LISTED RECORDS:
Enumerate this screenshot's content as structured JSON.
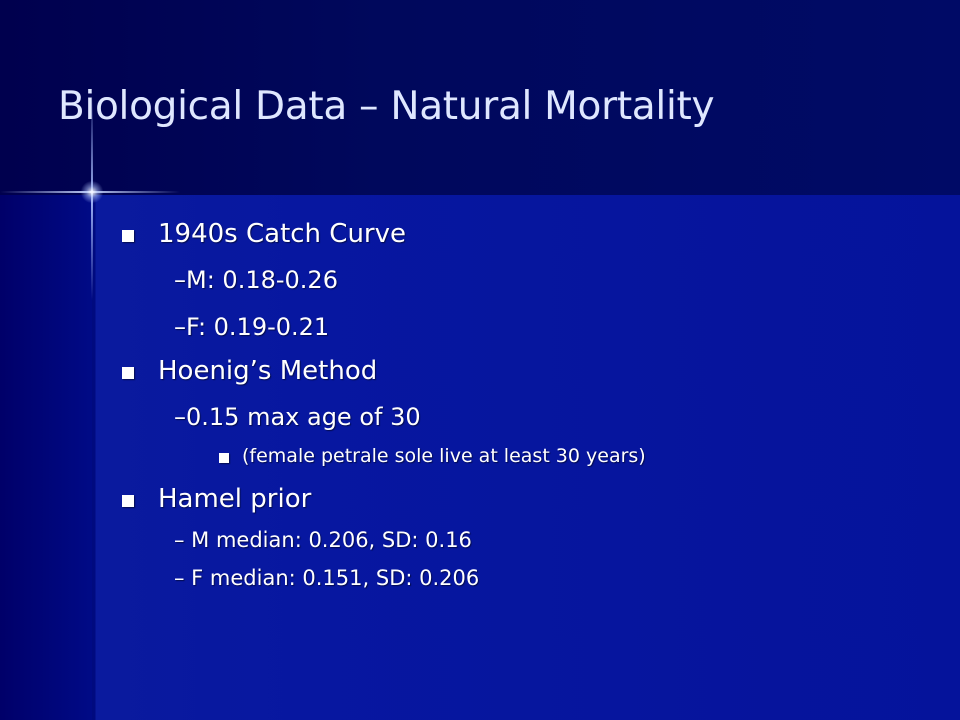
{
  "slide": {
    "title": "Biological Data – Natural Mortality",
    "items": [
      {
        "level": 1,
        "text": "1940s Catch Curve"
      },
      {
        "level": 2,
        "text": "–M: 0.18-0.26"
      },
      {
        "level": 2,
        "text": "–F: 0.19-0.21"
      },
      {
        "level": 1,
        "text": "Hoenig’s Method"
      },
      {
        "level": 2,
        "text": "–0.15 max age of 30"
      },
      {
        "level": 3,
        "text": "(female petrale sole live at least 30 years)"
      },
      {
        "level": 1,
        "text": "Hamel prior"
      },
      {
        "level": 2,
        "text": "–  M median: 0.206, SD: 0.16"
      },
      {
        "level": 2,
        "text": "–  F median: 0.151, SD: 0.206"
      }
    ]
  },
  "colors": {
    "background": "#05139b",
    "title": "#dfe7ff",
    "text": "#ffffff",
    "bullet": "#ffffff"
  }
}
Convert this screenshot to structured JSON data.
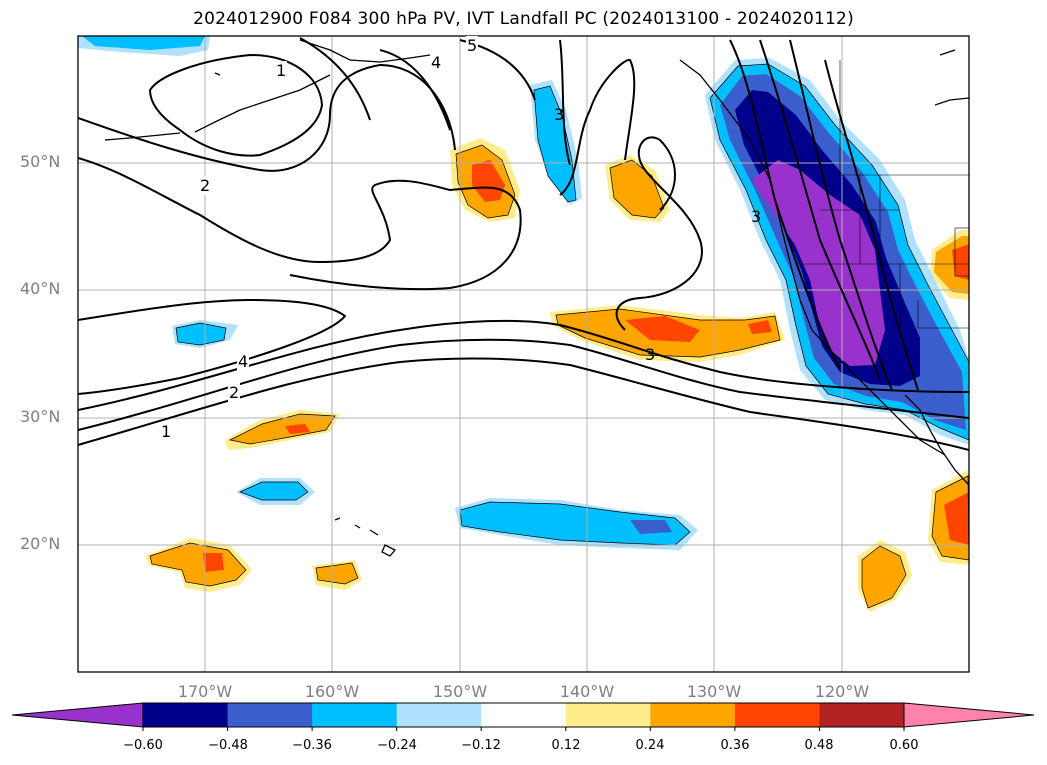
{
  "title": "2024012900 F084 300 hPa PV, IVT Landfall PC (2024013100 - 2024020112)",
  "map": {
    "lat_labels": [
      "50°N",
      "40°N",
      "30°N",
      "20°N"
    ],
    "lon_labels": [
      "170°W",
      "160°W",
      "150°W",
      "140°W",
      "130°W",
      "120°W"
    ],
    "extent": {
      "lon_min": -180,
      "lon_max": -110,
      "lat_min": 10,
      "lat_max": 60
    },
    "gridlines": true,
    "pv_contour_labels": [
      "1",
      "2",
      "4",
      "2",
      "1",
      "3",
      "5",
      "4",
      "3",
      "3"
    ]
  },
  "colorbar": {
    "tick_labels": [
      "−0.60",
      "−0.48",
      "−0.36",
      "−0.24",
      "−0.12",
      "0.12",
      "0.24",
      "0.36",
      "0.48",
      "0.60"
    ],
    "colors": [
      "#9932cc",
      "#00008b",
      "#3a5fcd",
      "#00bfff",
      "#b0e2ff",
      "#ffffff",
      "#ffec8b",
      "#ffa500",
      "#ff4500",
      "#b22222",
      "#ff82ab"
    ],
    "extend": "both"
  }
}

TASK TO CARRY OUT:
Can the entries above be repeated exactly, without their pictures?

RIGHT ANSWER:
Enumerate this screenshot's content as structured JSON.
{
  "slide": {
    "title": "Biological Data – Natural Mortality",
    "items": [
      {
        "level": 1,
        "text": "1940s Catch Curve"
      },
      {
        "level": 2,
        "text": "–M: 0.18-0.26"
      },
      {
        "level": 2,
        "text": "–F: 0.19-0.21"
      },
      {
        "level": 1,
        "text": "Hoenig’s Method"
      },
      {
        "level": 2,
        "text": "–0.15 max age of 30"
      },
      {
        "level": 3,
        "text": "(female petrale sole live at least 30 years)"
      },
      {
        "level": 1,
        "text": "Hamel prior"
      },
      {
        "level": 2,
        "text": "–  M median: 0.206, SD: 0.16"
      },
      {
        "level": 2,
        "text": "–  F median: 0.151, SD: 0.206"
      }
    ]
  },
  "colors": {
    "background": "#05139b",
    "title": "#dfe7ff",
    "text": "#ffffff",
    "bullet": "#ffffff"
  }
}
Convert this screenshot to structured JSON data.
{
  "title": "2024012900 F084 300 hPa PV, IVT Landfall PC (2024013100 - 2024020112)",
  "map": {
    "lat_labels": [
      "50°N",
      "40°N",
      "30°N",
      "20°N"
    ],
    "lon_labels": [
      "170°W",
      "160°W",
      "150°W",
      "140°W",
      "130°W",
      "120°W"
    ],
    "extent": {
      "lon_min": -180,
      "lon_max": -110,
      "lat_min": 10,
      "lat_max": 60
    },
    "gridlines": true,
    "pv_contour_labels": [
      "1",
      "2",
      "4",
      "2",
      "1",
      "3",
      "5",
      "4",
      "3",
      "3"
    ]
  },
  "colorbar": {
    "tick_labels": [
      "−0.60",
      "−0.48",
      "−0.36",
      "−0.24",
      "−0.12",
      "0.12",
      "0.24",
      "0.36",
      "0.48",
      "0.60"
    ],
    "colors": [
      "#9932cc",
      "#00008b",
      "#3a5fcd",
      "#00bfff",
      "#b0e2ff",
      "#ffffff",
      "#ffec8b",
      "#ffa500",
      "#ff4500",
      "#b22222",
      "#ff82ab"
    ],
    "extend": "both"
  }
}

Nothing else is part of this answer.